* Begin Data excerpts *
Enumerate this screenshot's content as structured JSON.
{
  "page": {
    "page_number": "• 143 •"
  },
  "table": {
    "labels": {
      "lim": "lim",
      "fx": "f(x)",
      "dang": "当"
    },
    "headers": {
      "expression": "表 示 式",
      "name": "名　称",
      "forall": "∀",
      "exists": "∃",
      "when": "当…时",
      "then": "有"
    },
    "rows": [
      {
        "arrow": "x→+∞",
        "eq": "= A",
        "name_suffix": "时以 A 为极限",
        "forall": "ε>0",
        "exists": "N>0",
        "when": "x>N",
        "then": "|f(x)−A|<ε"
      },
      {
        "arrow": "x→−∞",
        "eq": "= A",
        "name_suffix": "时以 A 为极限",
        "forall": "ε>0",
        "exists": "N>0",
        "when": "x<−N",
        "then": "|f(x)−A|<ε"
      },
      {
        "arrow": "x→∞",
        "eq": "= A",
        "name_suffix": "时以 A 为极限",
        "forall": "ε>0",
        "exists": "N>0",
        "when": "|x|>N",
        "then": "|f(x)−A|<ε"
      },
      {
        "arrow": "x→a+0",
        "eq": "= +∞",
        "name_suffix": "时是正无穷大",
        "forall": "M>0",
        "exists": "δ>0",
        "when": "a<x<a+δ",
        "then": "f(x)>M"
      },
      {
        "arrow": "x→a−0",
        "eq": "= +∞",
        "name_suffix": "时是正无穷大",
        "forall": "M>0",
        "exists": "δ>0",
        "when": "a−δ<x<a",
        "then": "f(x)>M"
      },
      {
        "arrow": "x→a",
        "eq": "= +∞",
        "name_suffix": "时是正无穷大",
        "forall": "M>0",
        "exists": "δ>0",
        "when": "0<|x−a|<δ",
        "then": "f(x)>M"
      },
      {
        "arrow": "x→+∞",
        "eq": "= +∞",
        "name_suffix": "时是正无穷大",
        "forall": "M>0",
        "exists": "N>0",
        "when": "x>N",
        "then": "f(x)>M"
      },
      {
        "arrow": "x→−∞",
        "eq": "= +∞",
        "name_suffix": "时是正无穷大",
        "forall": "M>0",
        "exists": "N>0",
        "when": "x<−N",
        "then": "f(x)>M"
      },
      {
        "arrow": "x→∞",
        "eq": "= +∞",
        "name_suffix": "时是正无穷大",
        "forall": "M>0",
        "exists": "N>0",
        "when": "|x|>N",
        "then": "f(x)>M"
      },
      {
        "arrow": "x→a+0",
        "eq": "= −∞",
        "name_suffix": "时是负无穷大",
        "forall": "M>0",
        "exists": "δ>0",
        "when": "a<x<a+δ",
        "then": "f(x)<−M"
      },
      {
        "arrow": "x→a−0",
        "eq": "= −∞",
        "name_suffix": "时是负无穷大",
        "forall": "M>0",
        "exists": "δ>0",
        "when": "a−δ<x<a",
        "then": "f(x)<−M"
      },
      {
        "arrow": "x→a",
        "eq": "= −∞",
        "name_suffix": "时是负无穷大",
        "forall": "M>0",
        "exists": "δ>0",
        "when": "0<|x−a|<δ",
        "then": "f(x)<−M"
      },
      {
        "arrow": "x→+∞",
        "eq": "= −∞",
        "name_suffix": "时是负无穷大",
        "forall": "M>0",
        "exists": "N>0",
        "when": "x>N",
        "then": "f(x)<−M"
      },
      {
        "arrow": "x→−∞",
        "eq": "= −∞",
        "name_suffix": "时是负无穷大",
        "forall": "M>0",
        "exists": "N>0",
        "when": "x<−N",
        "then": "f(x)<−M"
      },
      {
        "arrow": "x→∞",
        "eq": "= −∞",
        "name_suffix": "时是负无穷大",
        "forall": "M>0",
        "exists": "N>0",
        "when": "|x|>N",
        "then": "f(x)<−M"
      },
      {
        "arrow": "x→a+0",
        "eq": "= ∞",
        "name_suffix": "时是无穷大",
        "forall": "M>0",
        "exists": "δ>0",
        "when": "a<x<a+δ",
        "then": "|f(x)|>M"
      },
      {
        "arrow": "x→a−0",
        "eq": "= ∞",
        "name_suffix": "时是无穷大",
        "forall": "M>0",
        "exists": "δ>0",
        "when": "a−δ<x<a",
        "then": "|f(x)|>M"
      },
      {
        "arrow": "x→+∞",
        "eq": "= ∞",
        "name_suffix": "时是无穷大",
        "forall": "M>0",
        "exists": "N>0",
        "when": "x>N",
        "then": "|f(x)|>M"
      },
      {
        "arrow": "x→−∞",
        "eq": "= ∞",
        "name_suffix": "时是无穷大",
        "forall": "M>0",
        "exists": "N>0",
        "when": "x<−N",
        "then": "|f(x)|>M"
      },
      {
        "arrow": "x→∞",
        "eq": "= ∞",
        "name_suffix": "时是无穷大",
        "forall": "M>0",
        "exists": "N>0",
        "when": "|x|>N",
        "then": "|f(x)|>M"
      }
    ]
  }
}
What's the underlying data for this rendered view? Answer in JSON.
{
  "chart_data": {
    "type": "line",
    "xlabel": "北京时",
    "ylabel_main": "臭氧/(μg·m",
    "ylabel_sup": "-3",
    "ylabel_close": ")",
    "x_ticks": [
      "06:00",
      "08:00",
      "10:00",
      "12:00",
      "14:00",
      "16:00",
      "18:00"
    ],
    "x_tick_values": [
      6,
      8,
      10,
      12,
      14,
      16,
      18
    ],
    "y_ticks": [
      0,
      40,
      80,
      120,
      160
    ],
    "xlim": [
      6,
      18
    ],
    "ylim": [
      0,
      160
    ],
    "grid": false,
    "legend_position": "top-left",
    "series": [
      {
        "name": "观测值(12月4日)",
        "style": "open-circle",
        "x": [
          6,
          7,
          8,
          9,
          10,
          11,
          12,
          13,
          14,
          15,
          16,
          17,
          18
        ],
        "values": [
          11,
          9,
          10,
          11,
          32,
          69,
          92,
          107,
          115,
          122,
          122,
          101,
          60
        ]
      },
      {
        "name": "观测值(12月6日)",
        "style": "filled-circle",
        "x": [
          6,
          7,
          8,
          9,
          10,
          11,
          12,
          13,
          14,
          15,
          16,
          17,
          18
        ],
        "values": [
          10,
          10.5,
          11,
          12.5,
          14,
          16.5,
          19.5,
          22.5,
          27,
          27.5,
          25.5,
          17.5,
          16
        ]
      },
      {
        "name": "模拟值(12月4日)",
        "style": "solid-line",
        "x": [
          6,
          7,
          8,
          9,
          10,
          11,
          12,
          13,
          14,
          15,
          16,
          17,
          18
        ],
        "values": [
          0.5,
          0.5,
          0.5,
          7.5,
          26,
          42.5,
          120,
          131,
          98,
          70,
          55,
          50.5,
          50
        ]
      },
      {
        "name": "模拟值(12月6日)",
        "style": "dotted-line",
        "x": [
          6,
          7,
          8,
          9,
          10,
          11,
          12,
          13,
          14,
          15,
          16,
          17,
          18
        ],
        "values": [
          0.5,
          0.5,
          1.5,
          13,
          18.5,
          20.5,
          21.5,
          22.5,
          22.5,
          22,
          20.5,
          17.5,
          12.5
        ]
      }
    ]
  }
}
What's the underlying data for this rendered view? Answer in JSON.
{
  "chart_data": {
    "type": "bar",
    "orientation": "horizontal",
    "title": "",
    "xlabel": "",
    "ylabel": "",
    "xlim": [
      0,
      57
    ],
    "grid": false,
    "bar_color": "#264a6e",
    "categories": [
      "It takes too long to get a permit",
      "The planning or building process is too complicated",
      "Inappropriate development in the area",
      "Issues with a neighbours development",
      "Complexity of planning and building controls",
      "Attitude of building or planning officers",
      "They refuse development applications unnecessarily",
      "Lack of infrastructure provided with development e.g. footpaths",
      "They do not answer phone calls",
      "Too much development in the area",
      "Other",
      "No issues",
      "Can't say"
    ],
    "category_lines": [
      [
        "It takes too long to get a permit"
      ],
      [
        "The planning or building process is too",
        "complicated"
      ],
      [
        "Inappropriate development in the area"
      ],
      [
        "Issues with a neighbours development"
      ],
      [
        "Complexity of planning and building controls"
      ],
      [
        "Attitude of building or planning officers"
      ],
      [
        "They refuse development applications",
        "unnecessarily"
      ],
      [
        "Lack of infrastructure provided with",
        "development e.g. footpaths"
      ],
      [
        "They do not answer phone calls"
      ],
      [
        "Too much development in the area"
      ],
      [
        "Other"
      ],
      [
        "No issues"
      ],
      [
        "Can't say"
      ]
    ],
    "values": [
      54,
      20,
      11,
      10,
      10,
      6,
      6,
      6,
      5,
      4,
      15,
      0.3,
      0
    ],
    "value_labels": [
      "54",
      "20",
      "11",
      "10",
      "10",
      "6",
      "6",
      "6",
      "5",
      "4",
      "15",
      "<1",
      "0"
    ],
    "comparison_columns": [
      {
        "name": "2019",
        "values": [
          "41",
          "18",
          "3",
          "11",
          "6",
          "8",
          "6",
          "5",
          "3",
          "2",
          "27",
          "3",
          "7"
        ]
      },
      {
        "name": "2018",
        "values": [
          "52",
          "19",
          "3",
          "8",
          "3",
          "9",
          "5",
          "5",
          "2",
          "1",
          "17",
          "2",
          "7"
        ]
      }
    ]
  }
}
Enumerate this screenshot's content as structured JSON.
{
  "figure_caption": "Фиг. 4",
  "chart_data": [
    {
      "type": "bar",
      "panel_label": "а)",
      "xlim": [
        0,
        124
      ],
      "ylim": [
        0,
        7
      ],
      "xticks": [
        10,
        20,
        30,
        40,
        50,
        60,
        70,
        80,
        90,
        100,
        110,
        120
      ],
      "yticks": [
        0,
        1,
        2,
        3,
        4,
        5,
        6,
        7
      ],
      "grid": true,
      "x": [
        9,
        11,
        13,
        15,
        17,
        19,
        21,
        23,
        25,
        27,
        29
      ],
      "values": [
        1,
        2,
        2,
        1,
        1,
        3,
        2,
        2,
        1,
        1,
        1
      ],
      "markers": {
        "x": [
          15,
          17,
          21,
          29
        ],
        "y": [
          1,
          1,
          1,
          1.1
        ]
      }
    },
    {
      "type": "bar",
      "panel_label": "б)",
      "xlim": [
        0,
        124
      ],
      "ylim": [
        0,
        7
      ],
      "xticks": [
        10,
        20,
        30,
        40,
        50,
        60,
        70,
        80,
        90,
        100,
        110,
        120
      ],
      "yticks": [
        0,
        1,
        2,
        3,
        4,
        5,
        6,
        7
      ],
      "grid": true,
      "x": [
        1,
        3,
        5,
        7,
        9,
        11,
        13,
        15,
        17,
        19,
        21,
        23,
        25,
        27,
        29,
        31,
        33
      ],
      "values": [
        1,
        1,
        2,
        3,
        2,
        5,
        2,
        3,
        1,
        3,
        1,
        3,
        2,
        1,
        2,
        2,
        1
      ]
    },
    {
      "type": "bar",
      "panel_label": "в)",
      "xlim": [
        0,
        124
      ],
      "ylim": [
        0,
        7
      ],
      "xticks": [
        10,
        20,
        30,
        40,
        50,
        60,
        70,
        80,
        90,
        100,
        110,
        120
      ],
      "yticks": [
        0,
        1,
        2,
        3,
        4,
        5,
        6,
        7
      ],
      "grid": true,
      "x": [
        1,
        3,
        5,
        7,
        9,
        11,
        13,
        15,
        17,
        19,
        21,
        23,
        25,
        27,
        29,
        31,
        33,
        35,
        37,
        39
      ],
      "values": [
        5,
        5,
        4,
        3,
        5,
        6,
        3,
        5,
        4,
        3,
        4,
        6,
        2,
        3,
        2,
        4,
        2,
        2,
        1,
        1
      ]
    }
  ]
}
* End Data excerpts *
#### [Aim]
Show all lines from the data above in which the word "infrastructure" appears.

#### [Full response]
      "Lack of infrastructure provided with development e.g. footpaths",
        "Lack of infrastructure provided with",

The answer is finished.